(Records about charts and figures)
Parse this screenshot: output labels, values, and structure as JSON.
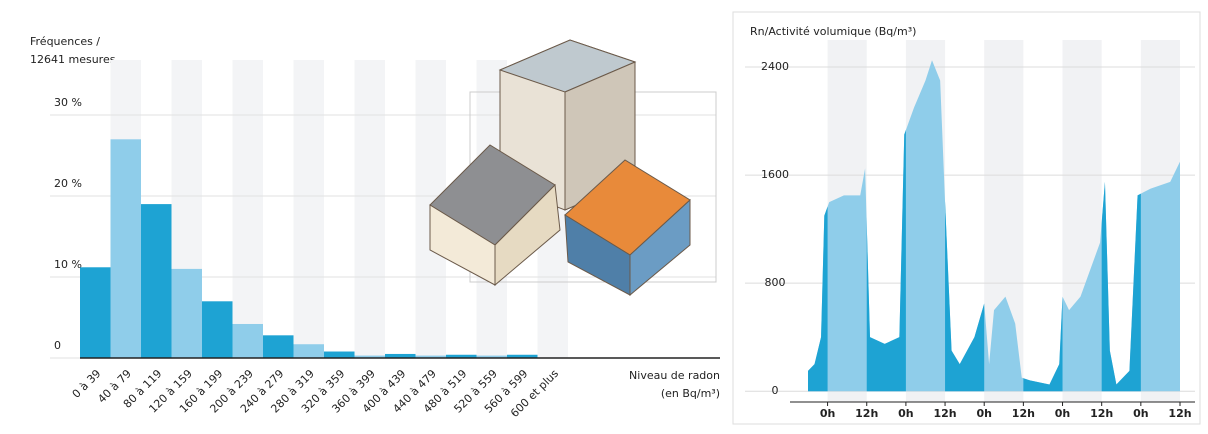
{
  "chart_data": [
    {
      "type": "bar",
      "title": [
        "Fréquences /",
        "12641 mesures"
      ],
      "xlabel": [
        "Niveau de radon",
        "(en Bq/m³)"
      ],
      "categories": [
        "0 à 39",
        "40 à 79",
        "80 à 119",
        "120 à 159",
        "160 à 199",
        "200 à 239",
        "240 à 279",
        "280 à 319",
        "320 à 359",
        "360 à 399",
        "400 à 439",
        "440 à 479",
        "480 à 519",
        "520 à 559",
        "560 à 599",
        "600 et plus"
      ],
      "values": [
        11.2,
        27,
        19,
        11,
        7,
        4.2,
        2.8,
        1.7,
        0.8,
        0.3,
        0.5,
        0.3,
        0.4,
        0.3,
        0.4,
        0
      ],
      "colors": [
        "#1ea3d3",
        "#8fcdea"
      ],
      "ylim": [
        0,
        30
      ],
      "yticks": [
        0,
        {
          "value": 10,
          "label": "10 %"
        },
        {
          "value": 20,
          "label": "20 %"
        },
        {
          "value": 30,
          "label": "30 %"
        }
      ]
    },
    {
      "type": "area",
      "title": "Rn/Activité volumique (Bq/m³)",
      "x": [
        -6,
        -4,
        -2,
        -1,
        0.5,
        5,
        10,
        11.5,
        13,
        17.5,
        22,
        23.5,
        26.5,
        30,
        32,
        34.5,
        36,
        38,
        40.5,
        45,
        48,
        49.5,
        51,
        54.5,
        57.5,
        59.5,
        62,
        68,
        71,
        72,
        74,
        77.5,
        80.5,
        83.5,
        85,
        86.5,
        88.5,
        92.5,
        95,
        99,
        105,
        108
      ],
      "values": [
        150,
        200,
        400,
        1300,
        1400,
        1450,
        1450,
        1650,
        400,
        350,
        400,
        1900,
        2100,
        2300,
        2450,
        2300,
        1400,
        300,
        200,
        400,
        650,
        200,
        600,
        700,
        500,
        100,
        80,
        50,
        200,
        700,
        600,
        700,
        900,
        1100,
        1550,
        300,
        50,
        150,
        1450,
        1500,
        1550,
        1700
      ],
      "colors": [
        "#1ea3d3",
        "#8fcdea"
      ],
      "xlim": [
        -6,
        108
      ],
      "xticks": [
        {
          "value": 0,
          "label": "0h"
        },
        {
          "value": 12,
          "label": "12h"
        },
        {
          "value": 24,
          "label": "0h"
        },
        {
          "value": 36,
          "label": "12h"
        },
        {
          "value": 48,
          "label": "0h"
        },
        {
          "value": 60,
          "label": "12h"
        },
        {
          "value": 72,
          "label": "0h"
        },
        {
          "value": 84,
          "label": "12h"
        },
        {
          "value": 96,
          "label": "0h"
        },
        {
          "value": 108,
          "label": "12h"
        }
      ],
      "ylim": [
        -80,
        2600
      ],
      "yticks": [
        0,
        800,
        1600,
        2400
      ]
    }
  ]
}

## PROMPT
Print all of the records shown above exactly, leaving out each picture.

## ANSWER TO THE TASK
Parse this screenshot: output labels, values, and structure as JSON.
{
  "chart_data": [
    {
      "type": "bar",
      "title": [
        "Fréquences /",
        "12641 mesures"
      ],
      "xlabel": [
        "Niveau de radon",
        "(en Bq/m³)"
      ],
      "categories": [
        "0 à 39",
        "40 à 79",
        "80 à 119",
        "120 à 159",
        "160 à 199",
        "200 à 239",
        "240 à 279",
        "280 à 319",
        "320 à 359",
        "360 à 399",
        "400 à 439",
        "440 à 479",
        "480 à 519",
        "520 à 559",
        "560 à 599",
        "600 et plus"
      ],
      "values": [
        11.2,
        27,
        19,
        11,
        7,
        4.2,
        2.8,
        1.7,
        0.8,
        0.3,
        0.5,
        0.3,
        0.4,
        0.3,
        0.4,
        0
      ],
      "colors": [
        "#1ea3d3",
        "#8fcdea"
      ],
      "ylim": [
        0,
        30
      ],
      "yticks": [
        0,
        {
          "value": 10,
          "label": "10 %"
        },
        {
          "value": 20,
          "label": "20 %"
        },
        {
          "value": 30,
          "label": "30 %"
        }
      ]
    },
    {
      "type": "area",
      "title": "Rn/Activité volumique (Bq/m³)",
      "x": [
        -6,
        -4,
        -2,
        -1,
        0.5,
        5,
        10,
        11.5,
        13,
        17.5,
        22,
        23.5,
        26.5,
        30,
        32,
        34.5,
        36,
        38,
        40.5,
        45,
        48,
        49.5,
        51,
        54.5,
        57.5,
        59.5,
        62,
        68,
        71,
        72,
        74,
        77.5,
        80.5,
        83.5,
        85,
        86.5,
        88.5,
        92.5,
        95,
        99,
        105,
        108
      ],
      "values": [
        150,
        200,
        400,
        1300,
        1400,
        1450,
        1450,
        1650,
        400,
        350,
        400,
        1900,
        2100,
        2300,
        2450,
        2300,
        1400,
        300,
        200,
        400,
        650,
        200,
        600,
        700,
        500,
        100,
        80,
        50,
        200,
        700,
        600,
        700,
        900,
        1100,
        1550,
        300,
        50,
        150,
        1450,
        1500,
        1550,
        1700
      ],
      "colors": [
        "#1ea3d3",
        "#8fcdea"
      ],
      "xlim": [
        -6,
        108
      ],
      "xticks": [
        {
          "value": 0,
          "label": "0h"
        },
        {
          "value": 12,
          "label": "12h"
        },
        {
          "value": 24,
          "label": "0h"
        },
        {
          "value": 36,
          "label": "12h"
        },
        {
          "value": 48,
          "label": "0h"
        },
        {
          "value": 60,
          "label": "12h"
        },
        {
          "value": 72,
          "label": "0h"
        },
        {
          "value": 84,
          "label": "12h"
        },
        {
          "value": 96,
          "label": "0h"
        },
        {
          "value": 108,
          "label": "12h"
        }
      ],
      "ylim": [
        -80,
        2600
      ],
      "yticks": [
        0,
        800,
        1600,
        2400
      ]
    }
  ]
}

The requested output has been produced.